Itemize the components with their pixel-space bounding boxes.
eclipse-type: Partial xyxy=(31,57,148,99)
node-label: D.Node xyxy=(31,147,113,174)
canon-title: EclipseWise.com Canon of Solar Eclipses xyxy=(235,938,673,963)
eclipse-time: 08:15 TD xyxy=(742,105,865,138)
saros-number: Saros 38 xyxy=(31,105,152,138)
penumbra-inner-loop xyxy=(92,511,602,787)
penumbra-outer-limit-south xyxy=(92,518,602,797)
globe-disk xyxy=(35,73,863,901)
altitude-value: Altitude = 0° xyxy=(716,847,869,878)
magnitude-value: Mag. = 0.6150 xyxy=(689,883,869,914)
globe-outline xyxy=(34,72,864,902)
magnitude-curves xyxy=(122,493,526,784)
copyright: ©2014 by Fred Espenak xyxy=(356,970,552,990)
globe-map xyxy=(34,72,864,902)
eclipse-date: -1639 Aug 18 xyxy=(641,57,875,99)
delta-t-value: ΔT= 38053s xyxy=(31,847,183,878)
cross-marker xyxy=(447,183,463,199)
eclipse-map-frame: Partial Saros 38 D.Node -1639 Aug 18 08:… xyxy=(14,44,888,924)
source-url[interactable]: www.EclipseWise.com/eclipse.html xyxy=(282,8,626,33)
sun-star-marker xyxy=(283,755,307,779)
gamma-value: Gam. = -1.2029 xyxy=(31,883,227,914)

» **GOAL**: Copy out every line of the entries above word for word, changing nothing.

» **RESULT BELOW**:
Itemize the components with their pixel-space bounding boxes.
eclipse-type: Partial xyxy=(31,57,148,99)
node-label: D.Node xyxy=(31,147,113,174)
canon-title: EclipseWise.com Canon of Solar Eclipses xyxy=(235,938,673,963)
eclipse-time: 08:15 TD xyxy=(742,105,865,138)
saros-number: Saros 38 xyxy=(31,105,152,138)
penumbra-inner-loop xyxy=(92,511,602,787)
penumbra-outer-limit-south xyxy=(92,518,602,797)
globe-disk xyxy=(35,73,863,901)
altitude-value: Altitude = 0° xyxy=(716,847,869,878)
magnitude-value: Mag. = 0.6150 xyxy=(689,883,869,914)
globe-outline xyxy=(34,72,864,902)
magnitude-curves xyxy=(122,493,526,784)
copyright: ©2014 by Fred Espenak xyxy=(356,970,552,990)
globe-map xyxy=(34,72,864,902)
eclipse-date: -1639 Aug 18 xyxy=(641,57,875,99)
delta-t-value: ΔT= 38053s xyxy=(31,847,183,878)
cross-marker xyxy=(447,183,463,199)
eclipse-map-frame: Partial Saros 38 D.Node -1639 Aug 18 08:… xyxy=(14,44,888,924)
source-url[interactable]: www.EclipseWise.com/eclipse.html xyxy=(282,8,626,33)
sun-star-marker xyxy=(283,755,307,779)
gamma-value: Gam. = -1.2029 xyxy=(31,883,227,914)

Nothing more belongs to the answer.